Dataset records:

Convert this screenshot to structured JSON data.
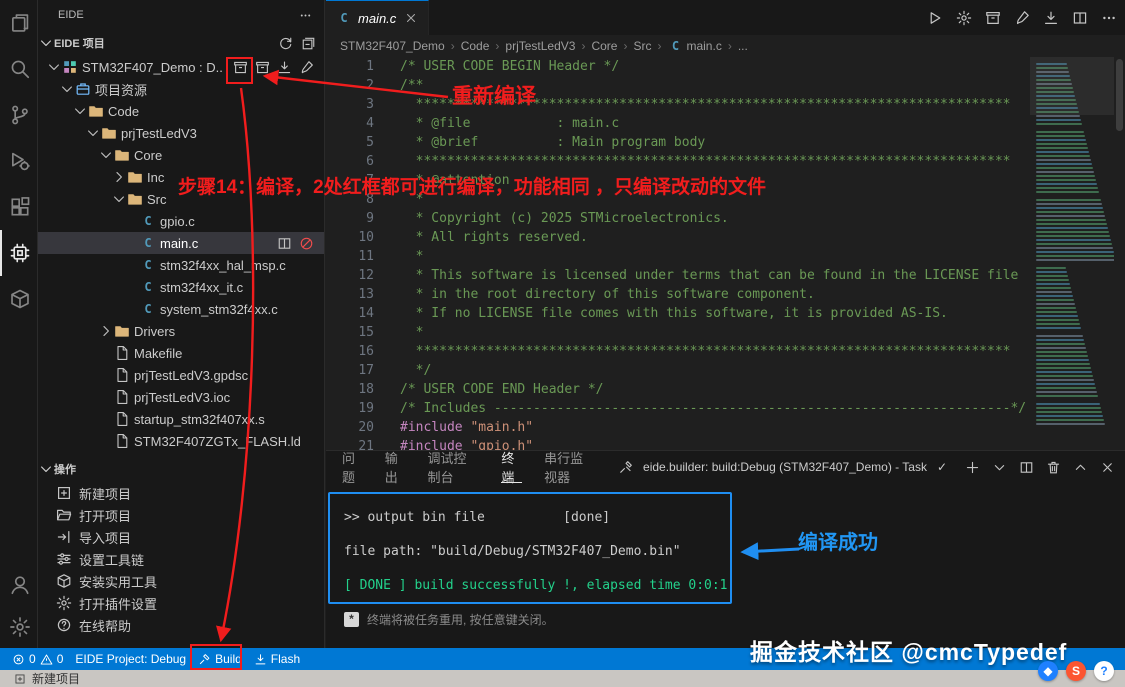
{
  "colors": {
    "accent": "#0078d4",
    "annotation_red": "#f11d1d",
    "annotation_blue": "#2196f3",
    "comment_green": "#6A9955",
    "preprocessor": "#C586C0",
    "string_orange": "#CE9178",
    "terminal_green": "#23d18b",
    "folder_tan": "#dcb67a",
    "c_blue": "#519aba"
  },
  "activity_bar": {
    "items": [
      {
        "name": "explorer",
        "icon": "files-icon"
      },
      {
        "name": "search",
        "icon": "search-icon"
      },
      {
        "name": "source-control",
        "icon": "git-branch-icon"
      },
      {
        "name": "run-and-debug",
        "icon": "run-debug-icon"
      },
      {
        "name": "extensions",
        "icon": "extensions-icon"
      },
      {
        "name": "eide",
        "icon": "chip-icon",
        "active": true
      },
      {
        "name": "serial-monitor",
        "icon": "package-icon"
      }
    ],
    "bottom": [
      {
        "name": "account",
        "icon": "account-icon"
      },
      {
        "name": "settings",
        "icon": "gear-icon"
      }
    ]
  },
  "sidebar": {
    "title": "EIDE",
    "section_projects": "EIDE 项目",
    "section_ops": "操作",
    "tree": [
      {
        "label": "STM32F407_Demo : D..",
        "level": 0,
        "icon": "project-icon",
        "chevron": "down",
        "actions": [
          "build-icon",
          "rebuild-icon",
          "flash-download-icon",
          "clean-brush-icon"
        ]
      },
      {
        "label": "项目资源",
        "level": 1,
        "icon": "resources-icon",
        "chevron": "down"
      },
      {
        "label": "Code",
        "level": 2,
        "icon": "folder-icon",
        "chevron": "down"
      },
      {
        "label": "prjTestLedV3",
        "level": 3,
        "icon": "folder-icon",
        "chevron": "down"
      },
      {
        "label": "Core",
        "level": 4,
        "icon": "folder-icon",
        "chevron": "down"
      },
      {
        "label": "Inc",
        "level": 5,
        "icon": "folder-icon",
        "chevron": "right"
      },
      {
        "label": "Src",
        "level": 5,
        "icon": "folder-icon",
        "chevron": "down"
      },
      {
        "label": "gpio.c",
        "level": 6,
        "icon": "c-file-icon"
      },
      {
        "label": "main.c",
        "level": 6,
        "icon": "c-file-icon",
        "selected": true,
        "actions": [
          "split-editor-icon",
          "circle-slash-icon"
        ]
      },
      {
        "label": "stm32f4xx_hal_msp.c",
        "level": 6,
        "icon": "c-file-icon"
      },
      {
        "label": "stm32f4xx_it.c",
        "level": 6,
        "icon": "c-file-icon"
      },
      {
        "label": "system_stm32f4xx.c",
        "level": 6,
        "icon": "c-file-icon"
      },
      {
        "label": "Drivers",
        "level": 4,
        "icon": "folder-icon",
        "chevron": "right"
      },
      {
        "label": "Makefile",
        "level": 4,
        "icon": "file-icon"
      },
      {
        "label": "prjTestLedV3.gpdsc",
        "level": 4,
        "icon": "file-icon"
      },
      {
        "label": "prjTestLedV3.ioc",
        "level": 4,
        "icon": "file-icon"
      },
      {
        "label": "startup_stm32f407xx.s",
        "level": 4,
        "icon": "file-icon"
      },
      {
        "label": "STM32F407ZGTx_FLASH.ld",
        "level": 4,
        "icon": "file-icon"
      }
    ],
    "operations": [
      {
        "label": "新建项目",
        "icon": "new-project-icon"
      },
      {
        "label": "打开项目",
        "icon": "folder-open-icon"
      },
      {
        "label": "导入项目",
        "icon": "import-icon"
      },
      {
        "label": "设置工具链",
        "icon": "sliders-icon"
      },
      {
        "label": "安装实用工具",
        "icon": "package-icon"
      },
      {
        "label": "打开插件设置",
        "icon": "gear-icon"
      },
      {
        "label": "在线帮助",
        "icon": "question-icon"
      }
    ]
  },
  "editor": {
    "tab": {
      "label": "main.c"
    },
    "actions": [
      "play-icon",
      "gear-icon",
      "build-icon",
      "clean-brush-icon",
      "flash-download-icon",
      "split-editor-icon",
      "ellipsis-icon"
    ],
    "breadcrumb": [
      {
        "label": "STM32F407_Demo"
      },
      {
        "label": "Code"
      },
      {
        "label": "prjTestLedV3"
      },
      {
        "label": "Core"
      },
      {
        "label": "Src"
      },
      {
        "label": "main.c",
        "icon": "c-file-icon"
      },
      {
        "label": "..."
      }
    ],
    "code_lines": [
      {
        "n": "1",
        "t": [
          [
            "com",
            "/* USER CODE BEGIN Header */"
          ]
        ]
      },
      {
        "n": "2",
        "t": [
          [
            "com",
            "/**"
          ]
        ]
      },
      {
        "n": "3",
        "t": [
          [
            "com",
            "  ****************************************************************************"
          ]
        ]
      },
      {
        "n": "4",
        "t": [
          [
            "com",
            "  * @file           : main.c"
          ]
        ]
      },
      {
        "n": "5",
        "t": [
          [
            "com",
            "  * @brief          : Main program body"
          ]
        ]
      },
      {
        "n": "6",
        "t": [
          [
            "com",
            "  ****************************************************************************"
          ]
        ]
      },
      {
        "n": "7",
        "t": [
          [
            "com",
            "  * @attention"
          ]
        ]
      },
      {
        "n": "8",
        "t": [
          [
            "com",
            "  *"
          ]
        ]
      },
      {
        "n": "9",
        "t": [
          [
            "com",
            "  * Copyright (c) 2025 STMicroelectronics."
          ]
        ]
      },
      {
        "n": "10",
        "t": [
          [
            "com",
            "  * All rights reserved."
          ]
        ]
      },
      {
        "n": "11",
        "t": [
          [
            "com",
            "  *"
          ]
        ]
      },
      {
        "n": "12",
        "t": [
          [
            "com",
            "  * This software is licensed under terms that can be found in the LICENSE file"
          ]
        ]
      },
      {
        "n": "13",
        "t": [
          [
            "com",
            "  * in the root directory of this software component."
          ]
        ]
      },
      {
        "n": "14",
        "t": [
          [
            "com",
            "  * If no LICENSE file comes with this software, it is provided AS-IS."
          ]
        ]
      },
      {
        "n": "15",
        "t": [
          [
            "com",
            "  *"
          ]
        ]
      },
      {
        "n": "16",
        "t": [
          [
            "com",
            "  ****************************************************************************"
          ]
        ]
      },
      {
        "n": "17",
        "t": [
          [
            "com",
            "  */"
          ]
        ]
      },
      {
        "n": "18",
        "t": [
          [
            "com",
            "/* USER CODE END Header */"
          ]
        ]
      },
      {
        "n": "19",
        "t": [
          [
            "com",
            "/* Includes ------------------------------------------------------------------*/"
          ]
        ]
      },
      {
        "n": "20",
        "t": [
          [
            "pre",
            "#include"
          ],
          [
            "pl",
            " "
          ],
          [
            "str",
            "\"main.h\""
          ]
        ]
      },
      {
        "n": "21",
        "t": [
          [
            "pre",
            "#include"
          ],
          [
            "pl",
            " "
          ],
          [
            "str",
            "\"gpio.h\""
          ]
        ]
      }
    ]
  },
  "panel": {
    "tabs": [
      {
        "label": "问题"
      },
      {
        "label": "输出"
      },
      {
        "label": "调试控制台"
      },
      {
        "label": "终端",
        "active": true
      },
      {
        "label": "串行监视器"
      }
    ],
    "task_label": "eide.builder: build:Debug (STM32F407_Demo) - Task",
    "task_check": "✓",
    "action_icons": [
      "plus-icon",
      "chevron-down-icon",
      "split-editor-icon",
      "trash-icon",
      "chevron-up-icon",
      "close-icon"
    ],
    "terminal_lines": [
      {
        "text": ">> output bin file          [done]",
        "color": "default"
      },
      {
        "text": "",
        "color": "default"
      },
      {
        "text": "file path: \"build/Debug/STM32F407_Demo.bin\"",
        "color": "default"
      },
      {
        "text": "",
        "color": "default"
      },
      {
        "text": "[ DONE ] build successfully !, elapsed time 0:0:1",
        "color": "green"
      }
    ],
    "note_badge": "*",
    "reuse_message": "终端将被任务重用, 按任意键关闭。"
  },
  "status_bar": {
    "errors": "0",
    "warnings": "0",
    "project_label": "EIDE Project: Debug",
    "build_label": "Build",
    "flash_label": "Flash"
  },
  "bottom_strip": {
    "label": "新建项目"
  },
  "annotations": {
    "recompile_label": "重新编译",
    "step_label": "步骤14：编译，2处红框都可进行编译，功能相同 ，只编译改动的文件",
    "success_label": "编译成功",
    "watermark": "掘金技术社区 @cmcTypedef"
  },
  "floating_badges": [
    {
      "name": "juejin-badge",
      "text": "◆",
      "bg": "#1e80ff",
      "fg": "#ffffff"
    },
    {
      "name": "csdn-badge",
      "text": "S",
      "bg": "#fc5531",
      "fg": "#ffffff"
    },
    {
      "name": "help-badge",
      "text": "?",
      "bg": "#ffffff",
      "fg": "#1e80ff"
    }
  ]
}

* * *

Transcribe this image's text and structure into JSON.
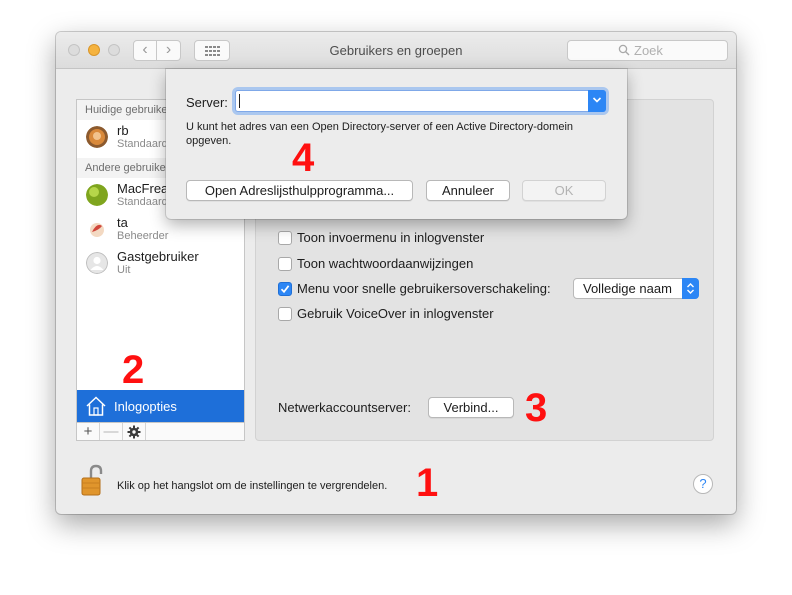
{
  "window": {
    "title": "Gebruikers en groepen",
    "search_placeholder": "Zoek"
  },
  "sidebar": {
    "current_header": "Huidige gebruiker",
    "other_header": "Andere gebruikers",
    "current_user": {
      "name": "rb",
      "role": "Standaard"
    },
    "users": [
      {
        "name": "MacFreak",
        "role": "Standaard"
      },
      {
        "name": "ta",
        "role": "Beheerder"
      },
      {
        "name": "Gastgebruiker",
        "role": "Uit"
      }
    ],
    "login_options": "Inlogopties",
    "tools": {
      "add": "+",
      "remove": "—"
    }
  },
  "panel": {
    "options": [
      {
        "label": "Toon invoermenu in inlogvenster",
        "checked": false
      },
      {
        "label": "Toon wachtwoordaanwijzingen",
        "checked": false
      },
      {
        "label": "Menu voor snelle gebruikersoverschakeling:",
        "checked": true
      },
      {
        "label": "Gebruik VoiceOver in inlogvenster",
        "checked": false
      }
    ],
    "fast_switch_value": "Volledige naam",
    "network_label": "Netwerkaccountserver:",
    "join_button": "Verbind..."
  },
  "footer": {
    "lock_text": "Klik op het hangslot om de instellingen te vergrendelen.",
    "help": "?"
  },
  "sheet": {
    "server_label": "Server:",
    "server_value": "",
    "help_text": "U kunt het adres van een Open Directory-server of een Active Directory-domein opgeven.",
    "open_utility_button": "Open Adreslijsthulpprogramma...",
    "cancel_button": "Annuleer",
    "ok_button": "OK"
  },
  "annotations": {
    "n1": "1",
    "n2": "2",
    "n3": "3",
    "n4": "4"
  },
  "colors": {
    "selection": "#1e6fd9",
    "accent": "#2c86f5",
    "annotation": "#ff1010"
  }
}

THE TASK: Copy out every line of the material above that mentions the word "software".

ANSWER FOR THE TASK:
            "  * This software is licensed under terms that can be found in the LICENSE file"
            "  * in the root directory of this software component."
            "  * If no LICENSE file comes with this software, it is provided AS-IS."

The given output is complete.